Set task: Your task is to quote the material that follows, in full and exactly.
· · · · · · ·
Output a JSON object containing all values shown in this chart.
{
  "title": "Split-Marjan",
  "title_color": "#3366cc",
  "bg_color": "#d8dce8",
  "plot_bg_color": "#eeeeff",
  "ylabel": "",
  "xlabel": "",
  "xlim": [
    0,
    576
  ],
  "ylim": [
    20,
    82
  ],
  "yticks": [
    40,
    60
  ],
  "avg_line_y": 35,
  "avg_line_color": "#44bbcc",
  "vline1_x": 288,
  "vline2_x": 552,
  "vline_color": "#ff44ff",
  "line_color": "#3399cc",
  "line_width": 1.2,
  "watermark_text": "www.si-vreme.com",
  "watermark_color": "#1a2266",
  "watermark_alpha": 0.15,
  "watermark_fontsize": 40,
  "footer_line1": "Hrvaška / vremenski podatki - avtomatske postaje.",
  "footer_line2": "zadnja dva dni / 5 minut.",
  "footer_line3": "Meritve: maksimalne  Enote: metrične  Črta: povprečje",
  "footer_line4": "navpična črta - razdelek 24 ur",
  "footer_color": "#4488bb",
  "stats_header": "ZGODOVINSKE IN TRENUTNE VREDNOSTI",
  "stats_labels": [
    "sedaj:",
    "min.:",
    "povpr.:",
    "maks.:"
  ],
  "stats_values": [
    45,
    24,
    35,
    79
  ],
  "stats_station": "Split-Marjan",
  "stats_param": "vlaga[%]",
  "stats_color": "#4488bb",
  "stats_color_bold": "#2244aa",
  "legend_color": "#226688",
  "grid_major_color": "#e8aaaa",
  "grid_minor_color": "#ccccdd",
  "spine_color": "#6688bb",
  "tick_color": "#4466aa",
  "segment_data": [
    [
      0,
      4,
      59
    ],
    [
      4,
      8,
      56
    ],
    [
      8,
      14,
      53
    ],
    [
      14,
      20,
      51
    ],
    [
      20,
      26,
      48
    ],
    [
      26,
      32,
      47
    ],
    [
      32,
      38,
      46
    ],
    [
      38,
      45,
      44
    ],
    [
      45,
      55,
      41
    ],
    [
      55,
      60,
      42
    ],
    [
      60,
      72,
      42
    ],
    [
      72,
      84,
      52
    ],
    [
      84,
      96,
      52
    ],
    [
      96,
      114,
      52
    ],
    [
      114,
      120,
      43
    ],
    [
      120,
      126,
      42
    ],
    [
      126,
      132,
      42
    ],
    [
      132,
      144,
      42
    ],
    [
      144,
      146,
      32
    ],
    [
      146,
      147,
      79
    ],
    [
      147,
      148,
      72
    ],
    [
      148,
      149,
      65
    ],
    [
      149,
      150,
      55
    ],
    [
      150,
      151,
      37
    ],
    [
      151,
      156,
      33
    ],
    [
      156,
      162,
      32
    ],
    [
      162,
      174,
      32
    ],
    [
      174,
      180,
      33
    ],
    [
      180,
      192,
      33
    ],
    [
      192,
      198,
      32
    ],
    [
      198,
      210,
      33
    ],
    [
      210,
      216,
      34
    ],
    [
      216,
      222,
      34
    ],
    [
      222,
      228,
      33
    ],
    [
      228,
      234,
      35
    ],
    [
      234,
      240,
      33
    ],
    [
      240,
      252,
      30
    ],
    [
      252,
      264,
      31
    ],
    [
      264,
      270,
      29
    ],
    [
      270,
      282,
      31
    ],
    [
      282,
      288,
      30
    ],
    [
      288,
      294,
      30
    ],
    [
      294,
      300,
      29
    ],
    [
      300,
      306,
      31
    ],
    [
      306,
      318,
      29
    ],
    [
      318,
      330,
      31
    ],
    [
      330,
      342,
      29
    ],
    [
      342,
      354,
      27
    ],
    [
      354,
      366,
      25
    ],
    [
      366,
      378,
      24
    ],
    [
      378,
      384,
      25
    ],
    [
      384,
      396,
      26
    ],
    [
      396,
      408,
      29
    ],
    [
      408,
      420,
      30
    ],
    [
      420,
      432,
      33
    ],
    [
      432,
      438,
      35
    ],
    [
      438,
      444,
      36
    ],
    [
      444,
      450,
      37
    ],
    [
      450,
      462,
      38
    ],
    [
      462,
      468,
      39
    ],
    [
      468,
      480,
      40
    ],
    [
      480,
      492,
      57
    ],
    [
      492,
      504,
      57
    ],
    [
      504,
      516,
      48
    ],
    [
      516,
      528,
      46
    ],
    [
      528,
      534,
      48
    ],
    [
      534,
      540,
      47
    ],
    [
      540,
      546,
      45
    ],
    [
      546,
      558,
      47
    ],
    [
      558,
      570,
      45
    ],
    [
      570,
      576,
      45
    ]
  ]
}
· · · · · · ·
Result:
Output a JSON object containing all values shown in this chart.
{
  "title": "Split-Marjan",
  "title_color": "#3366cc",
  "bg_color": "#d8dce8",
  "plot_bg_color": "#eeeeff",
  "ylabel": "",
  "xlabel": "",
  "xlim": [
    0,
    576
  ],
  "ylim": [
    20,
    82
  ],
  "yticks": [
    40,
    60
  ],
  "avg_line_y": 35,
  "avg_line_color": "#44bbcc",
  "vline1_x": 288,
  "vline2_x": 552,
  "vline_color": "#ff44ff",
  "line_color": "#3399cc",
  "line_width": 1.2,
  "watermark_text": "www.si-vreme.com",
  "watermark_color": "#1a2266",
  "watermark_alpha": 0.15,
  "watermark_fontsize": 40,
  "footer_line1": "Hrvaška / vremenski podatki - avtomatske postaje.",
  "footer_line2": "zadnja dva dni / 5 minut.",
  "footer_line3": "Meritve: maksimalne  Enote: metrične  Črta: povprečje",
  "footer_line4": "navpična črta - razdelek 24 ur",
  "footer_color": "#4488bb",
  "stats_header": "ZGODOVINSKE IN TRENUTNE VREDNOSTI",
  "stats_labels": [
    "sedaj:",
    "min.:",
    "povpr.:",
    "maks.:"
  ],
  "stats_values": [
    45,
    24,
    35,
    79
  ],
  "stats_station": "Split-Marjan",
  "stats_param": "vlaga[%]",
  "stats_color": "#4488bb",
  "stats_color_bold": "#2244aa",
  "legend_color": "#226688",
  "grid_major_color": "#e8aaaa",
  "grid_minor_color": "#ccccdd",
  "spine_color": "#6688bb",
  "tick_color": "#4466aa",
  "segment_data": [
    [
      0,
      4,
      59
    ],
    [
      4,
      8,
      56
    ],
    [
      8,
      14,
      53
    ],
    [
      14,
      20,
      51
    ],
    [
      20,
      26,
      48
    ],
    [
      26,
      32,
      47
    ],
    [
      32,
      38,
      46
    ],
    [
      38,
      45,
      44
    ],
    [
      45,
      55,
      41
    ],
    [
      55,
      60,
      42
    ],
    [
      60,
      72,
      42
    ],
    [
      72,
      84,
      52
    ],
    [
      84,
      96,
      52
    ],
    [
      96,
      114,
      52
    ],
    [
      114,
      120,
      43
    ],
    [
      120,
      126,
      42
    ],
    [
      126,
      132,
      42
    ],
    [
      132,
      144,
      42
    ],
    [
      144,
      146,
      32
    ],
    [
      146,
      147,
      79
    ],
    [
      147,
      148,
      72
    ],
    [
      148,
      149,
      65
    ],
    [
      149,
      150,
      55
    ],
    [
      150,
      151,
      37
    ],
    [
      151,
      156,
      33
    ],
    [
      156,
      162,
      32
    ],
    [
      162,
      174,
      32
    ],
    [
      174,
      180,
      33
    ],
    [
      180,
      192,
      33
    ],
    [
      192,
      198,
      32
    ],
    [
      198,
      210,
      33
    ],
    [
      210,
      216,
      34
    ],
    [
      216,
      222,
      34
    ],
    [
      222,
      228,
      33
    ],
    [
      228,
      234,
      35
    ],
    [
      234,
      240,
      33
    ],
    [
      240,
      252,
      30
    ],
    [
      252,
      264,
      31
    ],
    [
      264,
      270,
      29
    ],
    [
      270,
      282,
      31
    ],
    [
      282,
      288,
      30
    ],
    [
      288,
      294,
      30
    ],
    [
      294,
      300,
      29
    ],
    [
      300,
      306,
      31
    ],
    [
      306,
      318,
      29
    ],
    [
      318,
      330,
      31
    ],
    [
      330,
      342,
      29
    ],
    [
      342,
      354,
      27
    ],
    [
      354,
      366,
      25
    ],
    [
      366,
      378,
      24
    ],
    [
      378,
      384,
      25
    ],
    [
      384,
      396,
      26
    ],
    [
      396,
      408,
      29
    ],
    [
      408,
      420,
      30
    ],
    [
      420,
      432,
      33
    ],
    [
      432,
      438,
      35
    ],
    [
      438,
      444,
      36
    ],
    [
      444,
      450,
      37
    ],
    [
      450,
      462,
      38
    ],
    [
      462,
      468,
      39
    ],
    [
      468,
      480,
      40
    ],
    [
      480,
      492,
      57
    ],
    [
      492,
      504,
      57
    ],
    [
      504,
      516,
      48
    ],
    [
      516,
      528,
      46
    ],
    [
      528,
      534,
      48
    ],
    [
      534,
      540,
      47
    ],
    [
      540,
      546,
      45
    ],
    [
      546,
      558,
      47
    ],
    [
      558,
      570,
      45
    ],
    [
      570,
      576,
      45
    ]
  ]
}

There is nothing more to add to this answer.